Exercise directions: Within the records below, find each line that holds the string "content", then copy it.
--- begin Extracted information ---
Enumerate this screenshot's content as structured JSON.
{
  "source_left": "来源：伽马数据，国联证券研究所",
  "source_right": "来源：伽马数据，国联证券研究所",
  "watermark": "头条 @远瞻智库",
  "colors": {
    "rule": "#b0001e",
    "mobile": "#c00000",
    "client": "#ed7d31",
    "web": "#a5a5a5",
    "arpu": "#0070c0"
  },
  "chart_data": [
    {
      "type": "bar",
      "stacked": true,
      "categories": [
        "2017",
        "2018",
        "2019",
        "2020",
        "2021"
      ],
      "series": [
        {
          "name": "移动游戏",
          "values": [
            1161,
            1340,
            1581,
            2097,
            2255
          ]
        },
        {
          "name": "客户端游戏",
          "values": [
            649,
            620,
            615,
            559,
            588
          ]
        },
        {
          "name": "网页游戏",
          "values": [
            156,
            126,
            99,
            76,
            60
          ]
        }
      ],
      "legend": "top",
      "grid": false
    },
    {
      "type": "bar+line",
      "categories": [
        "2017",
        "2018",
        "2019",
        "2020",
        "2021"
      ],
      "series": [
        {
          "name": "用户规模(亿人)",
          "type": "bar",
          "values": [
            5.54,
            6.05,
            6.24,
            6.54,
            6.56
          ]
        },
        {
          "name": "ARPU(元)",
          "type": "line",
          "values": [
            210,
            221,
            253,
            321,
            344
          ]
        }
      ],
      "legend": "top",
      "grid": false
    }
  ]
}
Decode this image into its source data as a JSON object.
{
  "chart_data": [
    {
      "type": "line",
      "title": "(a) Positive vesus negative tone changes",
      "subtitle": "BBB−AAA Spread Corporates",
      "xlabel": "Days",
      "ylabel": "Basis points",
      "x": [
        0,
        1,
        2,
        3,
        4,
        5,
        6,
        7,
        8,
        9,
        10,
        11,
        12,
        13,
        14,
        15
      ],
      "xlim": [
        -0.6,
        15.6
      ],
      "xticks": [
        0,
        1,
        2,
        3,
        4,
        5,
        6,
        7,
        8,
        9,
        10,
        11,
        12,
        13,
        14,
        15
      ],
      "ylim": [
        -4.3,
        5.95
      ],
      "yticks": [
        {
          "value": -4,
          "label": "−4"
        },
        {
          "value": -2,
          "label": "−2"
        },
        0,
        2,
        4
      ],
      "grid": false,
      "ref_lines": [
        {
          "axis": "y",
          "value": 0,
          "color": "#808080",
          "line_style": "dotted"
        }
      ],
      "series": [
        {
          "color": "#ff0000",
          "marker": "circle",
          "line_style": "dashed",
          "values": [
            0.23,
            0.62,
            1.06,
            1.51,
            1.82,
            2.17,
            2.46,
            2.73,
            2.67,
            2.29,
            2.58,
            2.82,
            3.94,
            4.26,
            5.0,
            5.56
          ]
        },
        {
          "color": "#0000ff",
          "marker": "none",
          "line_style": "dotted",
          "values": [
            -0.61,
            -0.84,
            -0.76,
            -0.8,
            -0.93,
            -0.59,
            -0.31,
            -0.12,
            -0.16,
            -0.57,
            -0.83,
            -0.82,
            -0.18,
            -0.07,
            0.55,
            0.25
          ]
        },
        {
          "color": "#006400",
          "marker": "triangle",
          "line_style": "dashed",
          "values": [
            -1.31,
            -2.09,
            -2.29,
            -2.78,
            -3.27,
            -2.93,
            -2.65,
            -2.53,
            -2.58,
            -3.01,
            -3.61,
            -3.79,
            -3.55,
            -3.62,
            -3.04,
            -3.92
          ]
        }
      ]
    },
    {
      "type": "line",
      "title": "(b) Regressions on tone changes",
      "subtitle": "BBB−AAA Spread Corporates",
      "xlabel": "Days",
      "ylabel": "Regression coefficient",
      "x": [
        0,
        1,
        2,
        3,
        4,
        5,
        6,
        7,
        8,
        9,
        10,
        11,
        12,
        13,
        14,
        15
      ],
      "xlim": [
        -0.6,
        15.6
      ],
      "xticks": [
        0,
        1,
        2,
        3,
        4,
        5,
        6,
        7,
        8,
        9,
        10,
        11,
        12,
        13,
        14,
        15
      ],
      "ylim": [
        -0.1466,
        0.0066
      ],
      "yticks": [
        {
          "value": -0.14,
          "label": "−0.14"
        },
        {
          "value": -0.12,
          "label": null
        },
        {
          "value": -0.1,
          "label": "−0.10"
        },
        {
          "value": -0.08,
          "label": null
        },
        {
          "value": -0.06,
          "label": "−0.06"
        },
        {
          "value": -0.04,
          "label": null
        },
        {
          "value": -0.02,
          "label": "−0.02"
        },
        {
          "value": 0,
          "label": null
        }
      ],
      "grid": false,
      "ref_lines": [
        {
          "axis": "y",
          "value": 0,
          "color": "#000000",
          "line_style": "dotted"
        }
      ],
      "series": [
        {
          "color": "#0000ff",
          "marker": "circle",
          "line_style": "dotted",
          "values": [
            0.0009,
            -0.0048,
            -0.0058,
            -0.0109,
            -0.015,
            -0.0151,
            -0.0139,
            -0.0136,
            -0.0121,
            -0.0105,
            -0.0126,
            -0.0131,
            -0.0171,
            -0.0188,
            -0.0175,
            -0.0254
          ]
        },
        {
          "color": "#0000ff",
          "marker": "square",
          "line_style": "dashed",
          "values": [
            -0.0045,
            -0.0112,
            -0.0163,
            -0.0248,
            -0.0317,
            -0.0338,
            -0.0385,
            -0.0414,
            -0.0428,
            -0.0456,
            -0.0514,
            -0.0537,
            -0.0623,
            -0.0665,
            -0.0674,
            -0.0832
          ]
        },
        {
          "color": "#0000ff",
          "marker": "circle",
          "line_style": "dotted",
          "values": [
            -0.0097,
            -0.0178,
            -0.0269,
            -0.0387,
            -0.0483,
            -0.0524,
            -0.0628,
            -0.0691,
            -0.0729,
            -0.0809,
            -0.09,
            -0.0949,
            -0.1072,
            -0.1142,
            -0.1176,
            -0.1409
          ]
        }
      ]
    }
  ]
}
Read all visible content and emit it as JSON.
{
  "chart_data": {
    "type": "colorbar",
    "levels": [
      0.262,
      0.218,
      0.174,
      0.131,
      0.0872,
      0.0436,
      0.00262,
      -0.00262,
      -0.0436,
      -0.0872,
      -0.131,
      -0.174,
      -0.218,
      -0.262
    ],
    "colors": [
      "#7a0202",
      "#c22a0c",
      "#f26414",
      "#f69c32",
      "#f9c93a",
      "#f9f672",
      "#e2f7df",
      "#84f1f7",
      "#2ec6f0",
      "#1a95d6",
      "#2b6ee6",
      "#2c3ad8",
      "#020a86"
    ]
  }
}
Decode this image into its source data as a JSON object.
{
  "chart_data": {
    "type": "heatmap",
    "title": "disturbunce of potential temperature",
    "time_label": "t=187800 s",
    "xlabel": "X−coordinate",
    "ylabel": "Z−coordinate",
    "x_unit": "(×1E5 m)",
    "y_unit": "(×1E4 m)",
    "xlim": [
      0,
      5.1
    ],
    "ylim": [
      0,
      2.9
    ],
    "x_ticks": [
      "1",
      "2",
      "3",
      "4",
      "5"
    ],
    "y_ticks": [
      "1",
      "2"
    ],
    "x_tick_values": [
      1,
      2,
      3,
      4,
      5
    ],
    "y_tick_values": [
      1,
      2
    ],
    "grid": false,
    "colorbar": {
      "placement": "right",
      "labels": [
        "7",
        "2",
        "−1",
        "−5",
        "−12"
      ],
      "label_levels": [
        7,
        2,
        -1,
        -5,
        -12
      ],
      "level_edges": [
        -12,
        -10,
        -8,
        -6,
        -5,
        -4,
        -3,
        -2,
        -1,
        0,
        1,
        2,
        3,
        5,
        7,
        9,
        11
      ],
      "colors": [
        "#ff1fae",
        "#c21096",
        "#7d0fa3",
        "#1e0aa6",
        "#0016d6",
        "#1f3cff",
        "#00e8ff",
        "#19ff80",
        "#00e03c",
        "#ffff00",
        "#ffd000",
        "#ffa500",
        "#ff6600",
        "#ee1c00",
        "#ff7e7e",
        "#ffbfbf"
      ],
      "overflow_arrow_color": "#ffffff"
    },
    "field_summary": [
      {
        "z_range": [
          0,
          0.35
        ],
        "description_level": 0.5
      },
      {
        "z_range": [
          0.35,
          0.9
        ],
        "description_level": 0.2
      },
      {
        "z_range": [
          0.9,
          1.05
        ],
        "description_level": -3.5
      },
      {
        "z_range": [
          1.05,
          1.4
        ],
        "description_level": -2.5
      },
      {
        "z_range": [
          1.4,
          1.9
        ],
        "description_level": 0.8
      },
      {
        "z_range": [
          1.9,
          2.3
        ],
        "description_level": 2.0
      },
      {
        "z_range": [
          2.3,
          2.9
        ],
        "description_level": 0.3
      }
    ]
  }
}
--- end Extracted information ---
Complete response:
Enumerate this screenshot's content as structured JSON.
Read all visible content and emit it as JSON.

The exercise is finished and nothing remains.